AVAILABLE RECORDS
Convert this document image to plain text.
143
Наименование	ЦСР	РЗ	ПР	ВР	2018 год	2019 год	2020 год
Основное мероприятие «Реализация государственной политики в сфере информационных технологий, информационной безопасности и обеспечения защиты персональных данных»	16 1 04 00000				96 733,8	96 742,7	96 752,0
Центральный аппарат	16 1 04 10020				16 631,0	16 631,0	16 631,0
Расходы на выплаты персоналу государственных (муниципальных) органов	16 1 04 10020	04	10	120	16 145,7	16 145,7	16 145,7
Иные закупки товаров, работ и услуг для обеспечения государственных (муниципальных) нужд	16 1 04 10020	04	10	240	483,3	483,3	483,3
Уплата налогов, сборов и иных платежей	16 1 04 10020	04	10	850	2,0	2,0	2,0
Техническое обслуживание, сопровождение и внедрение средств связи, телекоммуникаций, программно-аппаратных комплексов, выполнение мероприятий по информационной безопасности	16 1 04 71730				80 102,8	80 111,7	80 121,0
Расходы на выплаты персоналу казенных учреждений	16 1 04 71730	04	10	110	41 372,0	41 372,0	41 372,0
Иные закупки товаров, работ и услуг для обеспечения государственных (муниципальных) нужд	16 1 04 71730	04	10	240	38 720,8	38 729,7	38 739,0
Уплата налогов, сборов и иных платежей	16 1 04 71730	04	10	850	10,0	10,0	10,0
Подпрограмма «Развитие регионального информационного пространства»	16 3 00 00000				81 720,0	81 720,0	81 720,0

THE EXERCISE
Reproduce the material above without altering a single character.

TASK OUTPUT
Convert this document image to plain text.
143
Наименование	ЦСР	РЗ	ПР	ВР	2018 год	2019 год	2020 год
Основное мероприятие «Реализация государственной политики в сфере информационных технологий, информационной безопасности и обеспечения защиты персональных данных»	16 1 04 00000				96 733,8	96 742,7	96 752,0
Центральный аппарат	16 1 04 10020				16 631,0	16 631,0	16 631,0
Расходы на выплаты персоналу государственных (муниципальных) органов	16 1 04 10020	04	10	120	16 145,7	16 145,7	16 145,7
Иные закупки товаров, работ и услуг для обеспечения государственных (муниципальных) нужд	16 1 04 10020	04	10	240	483,3	483,3	483,3
Уплата налогов, сборов и иных платежей	16 1 04 10020	04	10	850	2,0	2,0	2,0
Техническое обслуживание, сопровождение и внедрение средств связи, телекоммуникаций, программно-аппаратных комплексов, выполнение мероприятий по информационной безопасности	16 1 04 71730				80 102,8	80 111,7	80 121,0
Расходы на выплаты персоналу казенных учреждений	16 1 04 71730	04	10	110	41 372,0	41 372,0	41 372,0
Иные закупки товаров, работ и услуг для обеспечения государственных (муниципальных) нужд	16 1 04 71730	04	10	240	38 720,8	38 729,7	38 739,0
Уплата налогов, сборов и иных платежей	16 1 04 71730	04	10	850	10,0	10,0	10,0
Подпрограмма «Развитие регионального информационного пространства»	16 3 00 00000				81 720,0	81 720,0	81 720,0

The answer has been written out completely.